EXERCISE DESCRIPTION: Can you restate the records below word for word?

============

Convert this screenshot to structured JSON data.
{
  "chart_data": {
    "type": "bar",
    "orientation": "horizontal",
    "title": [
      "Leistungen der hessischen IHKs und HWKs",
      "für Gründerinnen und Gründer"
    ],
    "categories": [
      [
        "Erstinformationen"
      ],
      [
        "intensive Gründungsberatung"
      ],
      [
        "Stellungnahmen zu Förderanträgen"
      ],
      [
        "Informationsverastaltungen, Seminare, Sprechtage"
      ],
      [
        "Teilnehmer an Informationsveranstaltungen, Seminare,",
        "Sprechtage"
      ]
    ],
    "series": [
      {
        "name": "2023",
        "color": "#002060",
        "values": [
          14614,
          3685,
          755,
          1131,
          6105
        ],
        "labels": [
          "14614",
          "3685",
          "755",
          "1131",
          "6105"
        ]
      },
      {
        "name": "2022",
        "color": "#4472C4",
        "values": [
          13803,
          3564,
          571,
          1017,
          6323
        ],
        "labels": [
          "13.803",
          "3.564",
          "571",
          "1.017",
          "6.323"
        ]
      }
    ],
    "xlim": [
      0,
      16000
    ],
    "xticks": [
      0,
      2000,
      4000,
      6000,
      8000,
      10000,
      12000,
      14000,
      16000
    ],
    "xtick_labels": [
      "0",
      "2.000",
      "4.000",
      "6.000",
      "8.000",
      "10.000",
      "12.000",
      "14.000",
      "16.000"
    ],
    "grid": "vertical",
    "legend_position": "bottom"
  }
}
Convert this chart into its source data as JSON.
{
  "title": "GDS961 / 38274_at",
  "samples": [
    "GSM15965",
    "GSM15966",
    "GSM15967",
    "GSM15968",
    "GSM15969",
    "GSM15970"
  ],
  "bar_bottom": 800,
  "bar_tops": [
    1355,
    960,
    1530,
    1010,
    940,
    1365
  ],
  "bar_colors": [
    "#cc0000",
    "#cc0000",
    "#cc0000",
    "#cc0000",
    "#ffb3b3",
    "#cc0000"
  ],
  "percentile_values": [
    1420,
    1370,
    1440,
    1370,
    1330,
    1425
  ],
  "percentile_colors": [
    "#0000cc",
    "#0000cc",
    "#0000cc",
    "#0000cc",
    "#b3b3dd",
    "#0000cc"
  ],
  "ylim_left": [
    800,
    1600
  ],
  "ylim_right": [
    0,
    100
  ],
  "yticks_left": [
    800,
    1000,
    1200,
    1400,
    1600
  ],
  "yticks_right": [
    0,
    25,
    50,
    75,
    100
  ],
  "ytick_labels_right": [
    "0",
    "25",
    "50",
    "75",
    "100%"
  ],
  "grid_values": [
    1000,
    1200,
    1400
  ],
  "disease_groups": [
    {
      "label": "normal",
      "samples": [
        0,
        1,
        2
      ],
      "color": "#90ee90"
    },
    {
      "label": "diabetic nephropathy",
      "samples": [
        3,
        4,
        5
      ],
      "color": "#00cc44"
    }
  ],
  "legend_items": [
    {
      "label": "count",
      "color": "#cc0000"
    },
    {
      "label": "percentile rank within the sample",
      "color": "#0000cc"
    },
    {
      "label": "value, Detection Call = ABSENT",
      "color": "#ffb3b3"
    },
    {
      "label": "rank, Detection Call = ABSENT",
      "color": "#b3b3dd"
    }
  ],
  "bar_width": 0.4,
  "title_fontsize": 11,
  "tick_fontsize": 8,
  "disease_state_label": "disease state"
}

============

RESULT OF THE EXERCISE:
Convert this screenshot to structured JSON data.
{
  "chart_data": {
    "type": "bar",
    "orientation": "horizontal",
    "title": [
      "Leistungen der hessischen IHKs und HWKs",
      "für Gründerinnen und Gründer"
    ],
    "categories": [
      [
        "Erstinformationen"
      ],
      [
        "intensive Gründungsberatung"
      ],
      [
        "Stellungnahmen zu Förderanträgen"
      ],
      [
        "Informationsverastaltungen, Seminare, Sprechtage"
      ],
      [
        "Teilnehmer an Informationsveranstaltungen, Seminare,",
        "Sprechtage"
      ]
    ],
    "series": [
      {
        "name": "2023",
        "color": "#002060",
        "values": [
          14614,
          3685,
          755,
          1131,
          6105
        ],
        "labels": [
          "14614",
          "3685",
          "755",
          "1131",
          "6105"
        ]
      },
      {
        "name": "2022",
        "color": "#4472C4",
        "values": [
          13803,
          3564,
          571,
          1017,
          6323
        ],
        "labels": [
          "13.803",
          "3.564",
          "571",
          "1.017",
          "6.323"
        ]
      }
    ],
    "xlim": [
      0,
      16000
    ],
    "xticks": [
      0,
      2000,
      4000,
      6000,
      8000,
      10000,
      12000,
      14000,
      16000
    ],
    "xtick_labels": [
      "0",
      "2.000",
      "4.000",
      "6.000",
      "8.000",
      "10.000",
      "12.000",
      "14.000",
      "16.000"
    ],
    "grid": "vertical",
    "legend_position": "bottom"
  }
}
Convert this chart into its source data as JSON.
{
  "title": "GDS961 / 38274_at",
  "samples": [
    "GSM15965",
    "GSM15966",
    "GSM15967",
    "GSM15968",
    "GSM15969",
    "GSM15970"
  ],
  "bar_bottom": 800,
  "bar_tops": [
    1355,
    960,
    1530,
    1010,
    940,
    1365
  ],
  "bar_colors": [
    "#cc0000",
    "#cc0000",
    "#cc0000",
    "#cc0000",
    "#ffb3b3",
    "#cc0000"
  ],
  "percentile_values": [
    1420,
    1370,
    1440,
    1370,
    1330,
    1425
  ],
  "percentile_colors": [
    "#0000cc",
    "#0000cc",
    "#0000cc",
    "#0000cc",
    "#b3b3dd",
    "#0000cc"
  ],
  "ylim_left": [
    800,
    1600
  ],
  "ylim_right": [
    0,
    100
  ],
  "yticks_left": [
    800,
    1000,
    1200,
    1400,
    1600
  ],
  "yticks_right": [
    0,
    25,
    50,
    75,
    100
  ],
  "ytick_labels_right": [
    "0",
    "25",
    "50",
    "75",
    "100%"
  ],
  "grid_values": [
    1000,
    1200,
    1400
  ],
  "disease_groups": [
    {
      "label": "normal",
      "samples": [
        0,
        1,
        2
      ],
      "color": "#90ee90"
    },
    {
      "label": "diabetic nephropathy",
      "samples": [
        3,
        4,
        5
      ],
      "color": "#00cc44"
    }
  ],
  "legend_items": [
    {
      "label": "count",
      "color": "#cc0000"
    },
    {
      "label": "percentile rank within the sample",
      "color": "#0000cc"
    },
    {
      "label": "value, Detection Call = ABSENT",
      "color": "#ffb3b3"
    },
    {
      "label": "rank, Detection Call = ABSENT",
      "color": "#b3b3dd"
    }
  ],
  "bar_width": 0.4,
  "title_fontsize": 11,
  "tick_fontsize": 8,
  "disease_state_label": "disease state"
}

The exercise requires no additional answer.